Would you write out the entries below, every one of them, exactly?

□ □ □

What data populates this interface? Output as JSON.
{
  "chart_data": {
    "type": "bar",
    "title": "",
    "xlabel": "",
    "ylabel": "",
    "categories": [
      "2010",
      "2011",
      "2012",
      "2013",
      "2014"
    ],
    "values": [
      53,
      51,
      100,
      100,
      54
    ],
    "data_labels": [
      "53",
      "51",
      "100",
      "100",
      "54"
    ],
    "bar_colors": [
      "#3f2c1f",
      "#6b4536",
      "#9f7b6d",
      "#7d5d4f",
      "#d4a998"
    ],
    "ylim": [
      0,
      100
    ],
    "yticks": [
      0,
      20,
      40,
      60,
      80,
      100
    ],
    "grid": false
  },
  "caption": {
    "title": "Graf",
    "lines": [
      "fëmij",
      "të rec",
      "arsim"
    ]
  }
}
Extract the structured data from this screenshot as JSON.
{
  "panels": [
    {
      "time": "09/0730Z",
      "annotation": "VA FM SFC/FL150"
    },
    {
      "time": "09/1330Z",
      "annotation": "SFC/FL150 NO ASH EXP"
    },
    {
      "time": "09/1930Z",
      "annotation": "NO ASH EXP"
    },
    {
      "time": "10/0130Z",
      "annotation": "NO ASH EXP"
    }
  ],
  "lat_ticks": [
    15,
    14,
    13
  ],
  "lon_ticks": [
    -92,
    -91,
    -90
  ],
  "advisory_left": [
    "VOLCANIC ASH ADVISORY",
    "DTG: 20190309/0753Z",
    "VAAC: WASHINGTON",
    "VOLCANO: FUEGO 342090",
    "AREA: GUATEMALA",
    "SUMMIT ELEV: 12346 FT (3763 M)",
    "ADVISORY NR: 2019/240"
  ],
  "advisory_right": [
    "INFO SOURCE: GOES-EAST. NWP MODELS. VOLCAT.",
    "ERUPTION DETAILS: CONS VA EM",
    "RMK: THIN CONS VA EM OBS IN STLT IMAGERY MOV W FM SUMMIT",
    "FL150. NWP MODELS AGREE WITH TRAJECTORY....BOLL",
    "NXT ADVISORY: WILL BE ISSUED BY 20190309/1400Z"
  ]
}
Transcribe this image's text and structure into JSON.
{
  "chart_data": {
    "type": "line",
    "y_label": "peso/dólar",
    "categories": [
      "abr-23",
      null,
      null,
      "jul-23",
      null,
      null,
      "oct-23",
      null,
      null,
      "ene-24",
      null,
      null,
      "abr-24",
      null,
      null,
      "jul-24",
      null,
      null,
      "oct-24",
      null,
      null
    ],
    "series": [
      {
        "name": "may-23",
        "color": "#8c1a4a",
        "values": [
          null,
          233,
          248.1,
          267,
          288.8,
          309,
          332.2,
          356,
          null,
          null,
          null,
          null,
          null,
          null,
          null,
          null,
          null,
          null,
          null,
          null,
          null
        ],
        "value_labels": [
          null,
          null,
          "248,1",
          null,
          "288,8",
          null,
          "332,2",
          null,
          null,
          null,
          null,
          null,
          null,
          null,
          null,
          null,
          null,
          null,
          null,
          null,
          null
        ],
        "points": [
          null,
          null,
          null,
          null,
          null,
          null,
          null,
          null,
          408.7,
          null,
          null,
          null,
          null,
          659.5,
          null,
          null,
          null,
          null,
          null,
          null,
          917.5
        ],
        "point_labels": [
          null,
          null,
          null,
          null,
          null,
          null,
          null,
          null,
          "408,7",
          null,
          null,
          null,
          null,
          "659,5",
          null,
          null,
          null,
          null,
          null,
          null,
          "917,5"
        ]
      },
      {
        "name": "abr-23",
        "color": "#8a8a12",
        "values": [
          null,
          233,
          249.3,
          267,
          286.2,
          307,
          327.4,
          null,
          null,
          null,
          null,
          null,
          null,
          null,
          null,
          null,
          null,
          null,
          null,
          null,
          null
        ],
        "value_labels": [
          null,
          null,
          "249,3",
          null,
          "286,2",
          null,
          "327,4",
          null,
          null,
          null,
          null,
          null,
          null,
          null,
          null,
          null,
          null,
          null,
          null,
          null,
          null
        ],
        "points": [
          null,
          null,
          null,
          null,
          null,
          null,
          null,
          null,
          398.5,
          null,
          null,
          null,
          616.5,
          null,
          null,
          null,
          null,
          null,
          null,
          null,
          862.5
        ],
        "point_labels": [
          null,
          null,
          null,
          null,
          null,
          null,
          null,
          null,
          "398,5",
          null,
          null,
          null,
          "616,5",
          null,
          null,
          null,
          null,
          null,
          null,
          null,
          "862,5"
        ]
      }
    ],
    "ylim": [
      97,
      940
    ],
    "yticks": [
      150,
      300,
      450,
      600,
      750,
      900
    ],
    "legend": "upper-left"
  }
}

□ □ □

§ TASK OUTPUT:
What data populates this interface? Output as JSON.
{
  "chart_data": {
    "type": "bar",
    "title": "",
    "xlabel": "",
    "ylabel": "",
    "categories": [
      "2010",
      "2011",
      "2012",
      "2013",
      "2014"
    ],
    "values": [
      53,
      51,
      100,
      100,
      54
    ],
    "data_labels": [
      "53",
      "51",
      "100",
      "100",
      "54"
    ],
    "bar_colors": [
      "#3f2c1f",
      "#6b4536",
      "#9f7b6d",
      "#7d5d4f",
      "#d4a998"
    ],
    "ylim": [
      0,
      100
    ],
    "yticks": [
      0,
      20,
      40,
      60,
      80,
      100
    ],
    "grid": false
  },
  "caption": {
    "title": "Graf",
    "lines": [
      "fëmij",
      "të rec",
      "arsim"
    ]
  }
}
Extract the structured data from this screenshot as JSON.
{
  "panels": [
    {
      "time": "09/0730Z",
      "annotation": "VA FM SFC/FL150"
    },
    {
      "time": "09/1330Z",
      "annotation": "SFC/FL150 NO ASH EXP"
    },
    {
      "time": "09/1930Z",
      "annotation": "NO ASH EXP"
    },
    {
      "time": "10/0130Z",
      "annotation": "NO ASH EXP"
    }
  ],
  "lat_ticks": [
    15,
    14,
    13
  ],
  "lon_ticks": [
    -92,
    -91,
    -90
  ],
  "advisory_left": [
    "VOLCANIC ASH ADVISORY",
    "DTG: 20190309/0753Z",
    "VAAC: WASHINGTON",
    "VOLCANO: FUEGO 342090",
    "AREA: GUATEMALA",
    "SUMMIT ELEV: 12346 FT (3763 M)",
    "ADVISORY NR: 2019/240"
  ],
  "advisory_right": [
    "INFO SOURCE: GOES-EAST. NWP MODELS. VOLCAT.",
    "ERUPTION DETAILS: CONS VA EM",
    "RMK: THIN CONS VA EM OBS IN STLT IMAGERY MOV W FM SUMMIT",
    "FL150. NWP MODELS AGREE WITH TRAJECTORY....BOLL",
    "NXT ADVISORY: WILL BE ISSUED BY 20190309/1400Z"
  ]
}
Transcribe this image's text and structure into JSON.
{
  "chart_data": {
    "type": "line",
    "y_label": "peso/dólar",
    "categories": [
      "abr-23",
      null,
      null,
      "jul-23",
      null,
      null,
      "oct-23",
      null,
      null,
      "ene-24",
      null,
      null,
      "abr-24",
      null,
      null,
      "jul-24",
      null,
      null,
      "oct-24",
      null,
      null
    ],
    "series": [
      {
        "name": "may-23",
        "color": "#8c1a4a",
        "values": [
          null,
          233,
          248.1,
          267,
          288.8,
          309,
          332.2,
          356,
          null,
          null,
          null,
          null,
          null,
          null,
          null,
          null,
          null,
          null,
          null,
          null,
          null
        ],
        "value_labels": [
          null,
          null,
          "248,1",
          null,
          "288,8",
          null,
          "332,2",
          null,
          null,
          null,
          null,
          null,
          null,
          null,
          null,
          null,
          null,
          null,
          null,
          null,
          null
        ],
        "points": [
          null,
          null,
          null,
          null,
          null,
          null,
          null,
          null,
          408.7,
          null,
          null,
          null,
          null,
          659.5,
          null,
          null,
          null,
          null,
          null,
          null,
          917.5
        ],
        "point_labels": [
          null,
          null,
          null,
          null,
          null,
          null,
          null,
          null,
          "408,7",
          null,
          null,
          null,
          null,
          "659,5",
          null,
          null,
          null,
          null,
          null,
          null,
          "917,5"
        ]
      },
      {
        "name": "abr-23",
        "color": "#8a8a12",
        "values": [
          null,
          233,
          249.3,
          267,
          286.2,
          307,
          327.4,
          null,
          null,
          null,
          null,
          null,
          null,
          null,
          null,
          null,
          null,
          null,
          null,
          null,
          null
        ],
        "value_labels": [
          null,
          null,
          "249,3",
          null,
          "286,2",
          null,
          "327,4",
          null,
          null,
          null,
          null,
          null,
          null,
          null,
          null,
          null,
          null,
          null,
          null,
          null,
          null
        ],
        "points": [
          null,
          null,
          null,
          null,
          null,
          null,
          null,
          null,
          398.5,
          null,
          null,
          null,
          616.5,
          null,
          null,
          null,
          null,
          null,
          null,
          null,
          862.5
        ],
        "point_labels": [
          null,
          null,
          null,
          null,
          null,
          null,
          null,
          null,
          "398,5",
          null,
          null,
          null,
          "616,5",
          null,
          null,
          null,
          null,
          null,
          null,
          null,
          "862,5"
        ]
      }
    ],
    "ylim": [
      97,
      940
    ],
    "yticks": [
      150,
      300,
      450,
      600,
      750,
      900
    ],
    "legend": "upper-left"
  }
}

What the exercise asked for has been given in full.